## Aim
Reproduce each of the items below word for word, leaving every line unchanged.

## Material provided
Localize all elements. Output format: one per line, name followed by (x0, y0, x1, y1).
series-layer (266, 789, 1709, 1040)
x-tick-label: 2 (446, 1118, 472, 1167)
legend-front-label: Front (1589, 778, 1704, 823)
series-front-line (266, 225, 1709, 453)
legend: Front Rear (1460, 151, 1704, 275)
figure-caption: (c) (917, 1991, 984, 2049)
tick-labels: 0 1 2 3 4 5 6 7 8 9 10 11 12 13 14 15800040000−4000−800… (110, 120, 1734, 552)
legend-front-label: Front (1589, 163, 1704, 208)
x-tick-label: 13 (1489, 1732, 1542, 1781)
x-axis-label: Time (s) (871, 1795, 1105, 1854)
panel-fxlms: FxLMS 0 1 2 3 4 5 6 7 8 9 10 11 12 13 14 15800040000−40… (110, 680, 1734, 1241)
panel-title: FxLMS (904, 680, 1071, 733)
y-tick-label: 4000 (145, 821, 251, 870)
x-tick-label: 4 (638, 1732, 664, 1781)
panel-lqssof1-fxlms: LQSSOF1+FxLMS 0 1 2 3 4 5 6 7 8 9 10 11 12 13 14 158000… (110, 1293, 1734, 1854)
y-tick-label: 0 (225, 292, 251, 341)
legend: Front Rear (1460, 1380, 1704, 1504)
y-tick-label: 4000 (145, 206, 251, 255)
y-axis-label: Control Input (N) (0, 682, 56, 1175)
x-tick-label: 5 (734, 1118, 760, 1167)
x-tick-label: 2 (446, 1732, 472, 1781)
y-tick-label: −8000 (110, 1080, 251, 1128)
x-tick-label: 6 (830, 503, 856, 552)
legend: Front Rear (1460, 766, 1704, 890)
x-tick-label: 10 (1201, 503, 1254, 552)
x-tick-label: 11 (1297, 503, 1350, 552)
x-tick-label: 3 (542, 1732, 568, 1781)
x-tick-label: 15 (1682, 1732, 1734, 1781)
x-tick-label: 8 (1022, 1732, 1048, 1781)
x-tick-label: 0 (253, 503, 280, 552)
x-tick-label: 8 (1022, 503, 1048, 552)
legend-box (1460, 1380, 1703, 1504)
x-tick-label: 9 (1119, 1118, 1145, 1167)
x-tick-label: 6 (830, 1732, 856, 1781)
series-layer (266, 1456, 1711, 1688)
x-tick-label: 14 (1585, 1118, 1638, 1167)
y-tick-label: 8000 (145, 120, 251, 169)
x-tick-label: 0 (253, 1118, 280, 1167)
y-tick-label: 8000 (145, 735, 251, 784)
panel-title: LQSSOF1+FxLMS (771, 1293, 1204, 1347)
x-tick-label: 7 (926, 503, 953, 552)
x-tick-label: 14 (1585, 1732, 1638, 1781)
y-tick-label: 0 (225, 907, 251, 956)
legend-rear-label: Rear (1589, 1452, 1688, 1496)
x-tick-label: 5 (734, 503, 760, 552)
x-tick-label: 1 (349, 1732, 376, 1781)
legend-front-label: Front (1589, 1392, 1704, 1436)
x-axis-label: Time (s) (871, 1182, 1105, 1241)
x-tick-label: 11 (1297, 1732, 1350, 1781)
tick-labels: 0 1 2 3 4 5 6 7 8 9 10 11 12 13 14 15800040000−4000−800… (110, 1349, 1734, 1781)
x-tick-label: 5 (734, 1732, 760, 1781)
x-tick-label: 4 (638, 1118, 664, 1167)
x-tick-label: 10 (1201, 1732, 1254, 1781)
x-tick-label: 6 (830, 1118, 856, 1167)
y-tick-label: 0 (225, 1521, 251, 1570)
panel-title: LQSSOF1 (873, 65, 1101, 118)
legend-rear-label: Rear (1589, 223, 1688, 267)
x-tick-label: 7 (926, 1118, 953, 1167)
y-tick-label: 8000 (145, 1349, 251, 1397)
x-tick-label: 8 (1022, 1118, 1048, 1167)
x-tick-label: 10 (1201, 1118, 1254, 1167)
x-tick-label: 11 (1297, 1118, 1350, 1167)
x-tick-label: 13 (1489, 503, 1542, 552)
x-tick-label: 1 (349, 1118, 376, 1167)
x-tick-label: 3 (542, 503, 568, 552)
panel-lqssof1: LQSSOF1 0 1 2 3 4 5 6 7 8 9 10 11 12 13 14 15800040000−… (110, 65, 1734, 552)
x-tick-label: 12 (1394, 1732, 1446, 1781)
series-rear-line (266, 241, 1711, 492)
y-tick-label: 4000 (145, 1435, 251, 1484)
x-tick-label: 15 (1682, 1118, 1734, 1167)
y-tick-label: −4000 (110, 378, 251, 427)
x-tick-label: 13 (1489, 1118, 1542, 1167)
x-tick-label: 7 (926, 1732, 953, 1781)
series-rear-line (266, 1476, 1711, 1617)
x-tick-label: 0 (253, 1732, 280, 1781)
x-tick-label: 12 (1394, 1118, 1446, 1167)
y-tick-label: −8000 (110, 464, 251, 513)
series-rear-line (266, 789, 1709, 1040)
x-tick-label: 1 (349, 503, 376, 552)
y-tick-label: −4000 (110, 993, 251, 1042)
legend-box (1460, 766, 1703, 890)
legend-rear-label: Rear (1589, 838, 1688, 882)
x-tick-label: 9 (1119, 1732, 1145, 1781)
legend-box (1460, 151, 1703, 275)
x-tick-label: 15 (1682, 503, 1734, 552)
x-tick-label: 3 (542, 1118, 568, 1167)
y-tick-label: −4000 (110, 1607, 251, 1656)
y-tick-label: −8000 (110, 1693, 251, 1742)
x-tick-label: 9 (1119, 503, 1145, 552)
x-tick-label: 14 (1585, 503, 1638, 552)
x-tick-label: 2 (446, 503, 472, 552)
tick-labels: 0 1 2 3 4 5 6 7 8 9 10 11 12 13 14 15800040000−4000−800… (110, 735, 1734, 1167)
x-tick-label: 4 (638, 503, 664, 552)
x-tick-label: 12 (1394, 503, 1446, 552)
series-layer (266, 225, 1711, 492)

## Answer in full
Localize all elements. Output format: one per line, name followed by (x0, y0, x1, y1).
series-layer (266, 789, 1709, 1040)
x-tick-label: 2 (446, 1118, 472, 1167)
legend-front-label: Front (1589, 778, 1704, 823)
series-front-line (266, 225, 1709, 453)
legend: Front Rear (1460, 151, 1704, 275)
figure-caption: (c) (917, 1991, 984, 2049)
tick-labels: 0 1 2 3 4 5 6 7 8 9 10 11 12 13 14 15800040000−4000−800… (110, 120, 1734, 552)
legend-front-label: Front (1589, 163, 1704, 208)
x-tick-label: 13 (1489, 1732, 1542, 1781)
x-axis-label: Time (s) (871, 1795, 1105, 1854)
panel-fxlms: FxLMS 0 1 2 3 4 5 6 7 8 9 10 11 12 13 14 15800040000−40… (110, 680, 1734, 1241)
panel-title: FxLMS (904, 680, 1071, 733)
y-tick-label: 4000 (145, 821, 251, 870)
x-tick-label: 4 (638, 1732, 664, 1781)
panel-lqssof1-fxlms: LQSSOF1+FxLMS 0 1 2 3 4 5 6 7 8 9 10 11 12 13 14 158000… (110, 1293, 1734, 1854)
y-tick-label: 0 (225, 292, 251, 341)
legend: Front Rear (1460, 1380, 1704, 1504)
y-tick-label: 4000 (145, 206, 251, 255)
y-axis-label: Control Input (N) (0, 682, 56, 1175)
x-tick-label: 5 (734, 1118, 760, 1167)
x-tick-label: 2 (446, 1732, 472, 1781)
y-tick-label: −8000 (110, 1080, 251, 1128)
x-tick-label: 6 (830, 503, 856, 552)
legend: Front Rear (1460, 766, 1704, 890)
x-tick-label: 10 (1201, 503, 1254, 552)
x-tick-label: 11 (1297, 503, 1350, 552)
x-tick-label: 3 (542, 1732, 568, 1781)
x-tick-label: 15 (1682, 1732, 1734, 1781)
x-tick-label: 8 (1022, 1732, 1048, 1781)
x-tick-label: 0 (253, 503, 280, 552)
x-tick-label: 8 (1022, 503, 1048, 552)
legend-box (1460, 1380, 1703, 1504)
x-tick-label: 9 (1119, 1118, 1145, 1167)
x-tick-label: 6 (830, 1732, 856, 1781)
series-layer (266, 1456, 1711, 1688)
x-tick-label: 14 (1585, 1118, 1638, 1167)
y-tick-label: 8000 (145, 120, 251, 169)
x-tick-label: 0 (253, 1118, 280, 1167)
y-tick-label: 8000 (145, 735, 251, 784)
panel-title: LQSSOF1+FxLMS (771, 1293, 1204, 1347)
x-tick-label: 7 (926, 503, 953, 552)
x-tick-label: 14 (1585, 1732, 1638, 1781)
y-tick-label: 0 (225, 907, 251, 956)
legend-rear-label: Rear (1589, 1452, 1688, 1496)
x-tick-label: 5 (734, 503, 760, 552)
x-tick-label: 1 (349, 1732, 376, 1781)
legend-front-label: Front (1589, 1392, 1704, 1436)
x-axis-label: Time (s) (871, 1182, 1105, 1241)
x-tick-label: 11 (1297, 1732, 1350, 1781)
tick-labels: 0 1 2 3 4 5 6 7 8 9 10 11 12 13 14 15800040000−4000−800… (110, 1349, 1734, 1781)
x-tick-label: 5 (734, 1732, 760, 1781)
x-tick-label: 4 (638, 1118, 664, 1167)
x-tick-label: 10 (1201, 1732, 1254, 1781)
x-tick-label: 6 (830, 1118, 856, 1167)
y-tick-label: 0 (225, 1521, 251, 1570)
panel-title: LQSSOF1 (873, 65, 1101, 118)
legend-rear-label: Rear (1589, 223, 1688, 267)
x-tick-label: 7 (926, 1118, 953, 1167)
y-tick-label: 8000 (145, 1349, 251, 1397)
x-tick-label: 8 (1022, 1118, 1048, 1167)
x-tick-label: 10 (1201, 1118, 1254, 1167)
x-tick-label: 11 (1297, 1118, 1350, 1167)
x-tick-label: 13 (1489, 503, 1542, 552)
x-tick-label: 1 (349, 1118, 376, 1167)
x-tick-label: 3 (542, 503, 568, 552)
panel-lqssof1: LQSSOF1 0 1 2 3 4 5 6 7 8 9 10 11 12 13 14 15800040000−… (110, 65, 1734, 552)
x-tick-label: 12 (1394, 1732, 1446, 1781)
series-rear-line (266, 241, 1711, 492)
y-tick-label: 4000 (145, 1435, 251, 1484)
x-tick-label: 15 (1682, 1118, 1734, 1167)
y-tick-label: −4000 (110, 378, 251, 427)
x-tick-label: 13 (1489, 1118, 1542, 1167)
x-tick-label: 7 (926, 1732, 953, 1781)
series-rear-line (266, 1476, 1711, 1617)
x-tick-label: 0 (253, 1732, 280, 1781)
x-tick-label: 12 (1394, 1118, 1446, 1167)
y-tick-label: −8000 (110, 464, 251, 513)
series-rear-line (266, 789, 1709, 1040)
x-tick-label: 1 (349, 503, 376, 552)
y-tick-label: −4000 (110, 993, 251, 1042)
legend-box (1460, 766, 1703, 890)
legend-rear-label: Rear (1589, 838, 1688, 882)
x-tick-label: 9 (1119, 1732, 1145, 1781)
legend-box (1460, 151, 1703, 275)
x-tick-label: 15 (1682, 503, 1734, 552)
x-tick-label: 3 (542, 1118, 568, 1167)
y-tick-label: −4000 (110, 1607, 251, 1656)
y-tick-label: −8000 (110, 1693, 251, 1742)
x-tick-label: 9 (1119, 503, 1145, 552)
x-tick-label: 14 (1585, 503, 1638, 552)
x-tick-label: 2 (446, 503, 472, 552)
tick-labels: 0 1 2 3 4 5 6 7 8 9 10 11 12 13 14 15800040000−4000−800… (110, 735, 1734, 1167)
x-tick-label: 4 (638, 503, 664, 552)
x-tick-label: 12 (1394, 503, 1446, 552)
series-layer (266, 225, 1711, 492)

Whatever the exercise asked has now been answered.